• **Supplied text**
With the Thaw, the socialist internationalism of the early Soviet period returned. In political discourse, the dream of building a true Communist society was revived, and Khrushchev promised that communism would be achieved by 1980. In the meantime, he made “peaceful coexistence” with the capitalist West a state dogma, presenting it as the only alternative to “the most destructive war in history.” This had a profound cultural impact. Foreigners were no longer portrayed as enemies. At the Geneva Summit of 1955, the heads of state of the USSR, the US, France, and Great Britain discussed ways of easing East–West tensions. The legacy of that summit was a system of cultural exchange between the USSR and Western countries that became an essential component of the cold war order. Art was to overcome divisions of geography, history, and ideology.

The Kremlin saw that it was losing the propaganda war for the allegiance of Europeans. Under the Marshall Plan, the United States had launched a huge information campaign, flooding Europe with books, movies, art, and popular music that would “reflect the best elements of American life.”2 The only audience in Europe for the cultural propaganda of the Soviet Union were scant numbers of Communist true-believers in marginal organizations. The Kremlin launched new initiatives to win over Western intellectuals directly. In the late 1950s and early 1960s, Hemingway, Graham Greene, Arthur Miller, Heinrich Böll, Stanley Kramer, and Fellini were among many writers and artists who visited Moscow to participate in lavish cultural festivals.

• **Excerpted records**
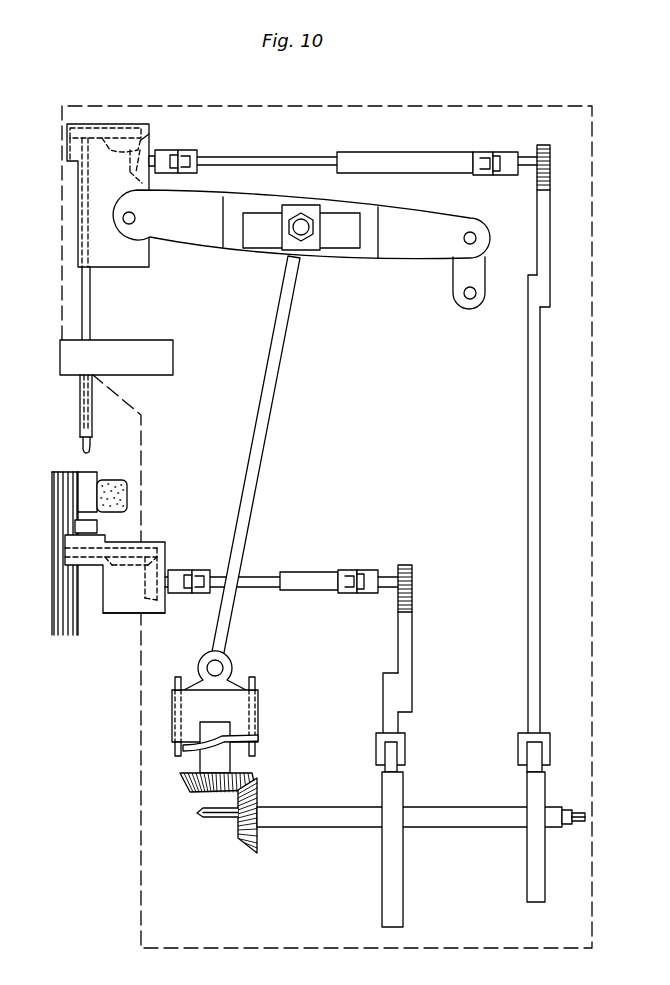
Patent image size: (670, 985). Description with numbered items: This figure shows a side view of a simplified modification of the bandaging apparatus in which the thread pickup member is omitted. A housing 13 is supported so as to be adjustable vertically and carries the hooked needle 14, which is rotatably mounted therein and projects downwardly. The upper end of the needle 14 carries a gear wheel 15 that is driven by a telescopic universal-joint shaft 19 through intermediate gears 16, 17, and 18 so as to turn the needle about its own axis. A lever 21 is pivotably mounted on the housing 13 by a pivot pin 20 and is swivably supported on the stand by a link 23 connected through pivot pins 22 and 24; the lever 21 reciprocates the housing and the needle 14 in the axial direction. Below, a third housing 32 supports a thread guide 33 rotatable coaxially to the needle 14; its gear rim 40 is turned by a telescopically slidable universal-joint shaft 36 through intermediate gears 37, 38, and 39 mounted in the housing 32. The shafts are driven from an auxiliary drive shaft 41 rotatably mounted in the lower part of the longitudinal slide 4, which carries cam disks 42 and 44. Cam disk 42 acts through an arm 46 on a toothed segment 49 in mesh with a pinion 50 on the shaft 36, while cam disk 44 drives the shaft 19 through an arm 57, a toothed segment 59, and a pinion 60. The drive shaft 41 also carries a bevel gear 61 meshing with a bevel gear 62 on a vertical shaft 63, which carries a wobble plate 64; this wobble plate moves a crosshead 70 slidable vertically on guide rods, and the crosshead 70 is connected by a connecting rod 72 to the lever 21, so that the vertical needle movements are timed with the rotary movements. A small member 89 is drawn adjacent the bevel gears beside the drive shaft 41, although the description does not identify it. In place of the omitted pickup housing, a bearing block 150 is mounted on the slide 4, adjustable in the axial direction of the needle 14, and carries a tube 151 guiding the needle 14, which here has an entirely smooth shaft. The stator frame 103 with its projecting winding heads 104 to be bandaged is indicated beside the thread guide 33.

The longitudinal slide 4 is at (596, 914).
The housing 13 is at (143, 263).
The hooked needle 14 is at (90, 312).
The gear wheel 15 is at (95, 128).
The intermediate gear 16 is at (141, 128).
The intermediate gear 17 is at (150, 134).
The intermediate gear 18 is at (160, 152).
The universal-joint shaft 19 is at (285, 159).
The pivot pin 20 is at (134, 216).
The lever 21 is at (211, 252).
The pivot pin 22 is at (470, 300).
The link 23 is at (456, 273).
The pivot pin 24 is at (478, 238).
The third housing 32 is at (165, 609).
The thread guide 33 is at (97, 527).
The universal-joint shaft 36 is at (321, 576).
The intermediate gear 37 is at (142, 624).
The intermediate gear 38 is at (111, 574).
The intermediate gear 39 is at (165, 547).
The gear rim 40 is at (64, 552).
The auxiliary drive shaft 41 is at (317, 807).
The cam disk 42 is at (381, 899).
The cam disk 44 is at (527, 866).
The arm 46 is at (387, 712).
The toothed segment 49 is at (407, 636).
The pinion 50 is at (413, 577).
The arm 57 is at (540, 498).
The toothed segment 59 is at (545, 246).
The pinion 60 is at (554, 157).
The bevel gear 61 is at (255, 846).
The bevel gear 62 is at (192, 790).
The vertical shaft 63 is at (212, 757).
The wobble plate 64 is at (244, 742).
The crosshead 70 is at (246, 718).
The connecting rod 72 is at (245, 522).
The pin 89 is at (217, 821).
The stator frame 103 is at (56, 477).
The winding heads 104 is at (119, 478).
The bearing block 150 is at (166, 360).
The tube 151 is at (81, 424).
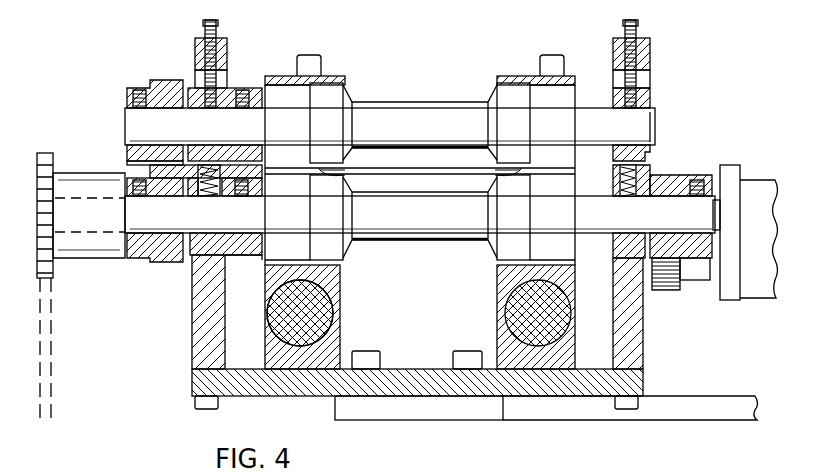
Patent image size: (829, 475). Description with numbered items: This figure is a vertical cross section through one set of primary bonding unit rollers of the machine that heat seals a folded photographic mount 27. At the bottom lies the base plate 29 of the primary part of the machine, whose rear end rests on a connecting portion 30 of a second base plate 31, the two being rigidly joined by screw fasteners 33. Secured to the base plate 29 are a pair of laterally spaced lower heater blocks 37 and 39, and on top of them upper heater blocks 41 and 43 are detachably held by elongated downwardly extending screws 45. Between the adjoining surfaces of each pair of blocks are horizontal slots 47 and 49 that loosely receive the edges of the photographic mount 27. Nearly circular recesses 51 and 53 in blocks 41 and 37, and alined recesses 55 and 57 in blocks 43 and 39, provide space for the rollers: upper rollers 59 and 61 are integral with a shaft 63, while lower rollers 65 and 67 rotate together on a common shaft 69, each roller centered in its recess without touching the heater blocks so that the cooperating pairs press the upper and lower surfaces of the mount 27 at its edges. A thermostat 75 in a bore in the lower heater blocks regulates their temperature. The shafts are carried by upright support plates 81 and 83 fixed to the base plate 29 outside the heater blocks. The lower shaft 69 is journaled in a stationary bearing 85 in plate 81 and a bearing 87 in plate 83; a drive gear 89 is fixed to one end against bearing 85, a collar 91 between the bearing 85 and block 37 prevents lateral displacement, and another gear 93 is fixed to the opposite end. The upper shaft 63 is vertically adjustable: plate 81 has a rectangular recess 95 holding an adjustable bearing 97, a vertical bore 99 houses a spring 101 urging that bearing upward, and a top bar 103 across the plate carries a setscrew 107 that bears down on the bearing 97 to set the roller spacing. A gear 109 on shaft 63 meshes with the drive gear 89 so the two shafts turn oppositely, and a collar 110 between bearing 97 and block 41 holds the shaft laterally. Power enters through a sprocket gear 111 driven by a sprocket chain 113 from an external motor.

The folded photographic mount 27 is at (385, 170).
The base plate 29 is at (406, 372).
The connecting portion 30 is at (470, 418).
The base plate 31 is at (670, 418).
The screw fasteners 33 is at (462, 351).
The lower heater block 37 is at (340, 278).
The lower heater block 39 is at (497, 280).
The upper heater block 41 is at (345, 78).
The upper heater block 43 is at (497, 78).
The screws 45 is at (322, 62).
The slot 47 is at (320, 176).
The slot 49 is at (520, 176).
The recess 51 is at (287, 175).
The recess 53 is at (287, 252).
The recess 55 is at (552, 175).
The recess 57 is at (552, 252).
The roller 59 is at (326, 123).
The roller 61 is at (513, 123).
The shaft 63 is at (390, 126).
The roller 65 is at (326, 217).
The roller 67 is at (513, 217).
The shaft 69 is at (422, 214).
The thermostat 75 is at (333, 314).
The support plate 81 is at (192, 316).
The support plate 83 is at (643, 338).
The bearing 85 is at (209, 247).
The bearing 87 is at (630, 243).
The drive gear 89 is at (145, 258).
The collar 91 is at (245, 257).
The gear 93 is at (680, 282).
The recess 95 is at (196, 78).
The adjustable bearing 97 is at (224, 92).
The vertical bore 99 is at (220, 196).
The spring 101 is at (203, 198).
The top bar 103 is at (222, 50).
The setscrew 107 is at (213, 22).
The gear 109 is at (160, 80).
The collar 110 is at (250, 88).
The sprocket gear 111 is at (54, 272).
The sprocket chain 113 is at (51, 360).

• **Exercises to complete**
1 - Answer these questions about the Thaw passage:
(a) By what year did Khrushchev promise that communism would be achieved?
(b) The heads of state of which four countries met at the Geneva Summit of 1955?
(c) Under what plan did the United States launch its information campaign in Europe?
2 - Reproduce word for word the stretch of the Thaw passage from "With the Thaw, the" through "history, and ideology.".

• **The responses**
1 -
(a) 1980
(b) The USSR, the US, France, and Great Britain
(c) The Marshall Plan

2 -
With the Thaw, the socialist internationalism of the early Soviet period returned. In political discourse, the dream of building a true Communist society was revived, and Khrushchev promised that communism would be achieved by 1980. In the meantime, he made “peaceful coexistence” with the capitalist West a state dogma, presenting it as the only alternative to “the most destructive war in history.” This had a profound cultural impact. Foreigners were no longer portrayed as enemies. At the Geneva Summit of 1955, the heads of state of the USSR, the US, France, and Great Britain discussed ways of easing East–West tensions. The legacy of that summit was a system of cultural exchange between the USSR and Western countries that became an essential component of the cold war order. Art was to overcome divisions of geography, history, and ideology.